DIRECTIONS:
Calculate how many lines in the following records hold the word "icon", and report that number without comment.
== MATERIAL FOR THE TASK ==
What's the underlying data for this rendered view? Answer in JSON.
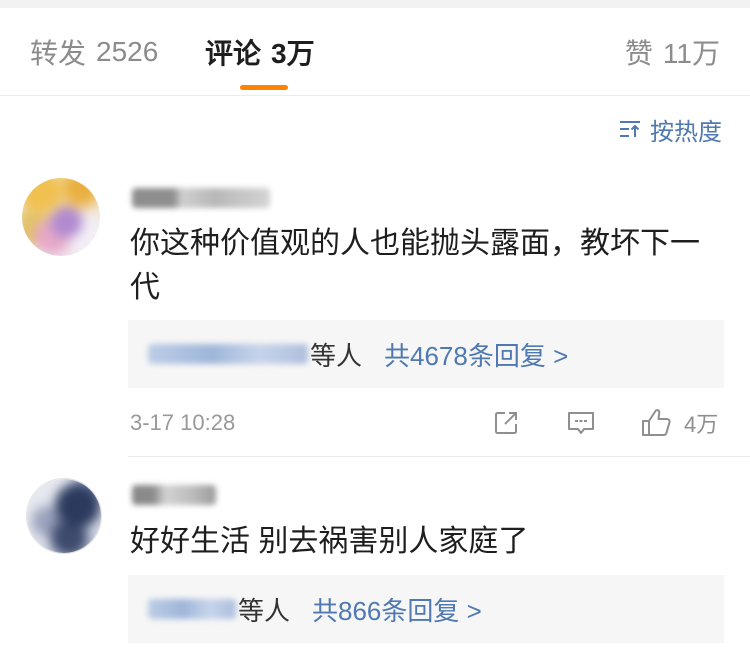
{
  "colors": {
    "accent": "#ff8200",
    "link": "#4f79b0",
    "text": "#1e1e1e",
    "muted": "#8c8c8c"
  },
  "header": {
    "tabs": [
      {
        "label": "转发",
        "count": "2526",
        "active": false
      },
      {
        "label": "评论",
        "count": "3万",
        "active": true
      }
    ],
    "likes": {
      "label": "赞",
      "count": "11万"
    }
  },
  "sort": {
    "label": "按热度",
    "icon": "sort-icon"
  },
  "comments": [
    {
      "text": "你这种价值观的人也能抛头露面，教坏下一代",
      "reply_summary": {
        "suffix": "等人",
        "link": "共4678条回复 >"
      },
      "time": "3-17 10:28",
      "like_count": "4万",
      "actions": [
        "share-icon",
        "comment-icon",
        "thumbs-up-icon"
      ]
    },
    {
      "text": "好好生活 别去祸害别人家庭了",
      "reply_summary": {
        "suffix": "等人",
        "link": "共866条回复 >"
      }
    }
  ]
}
===
ANSWER:
4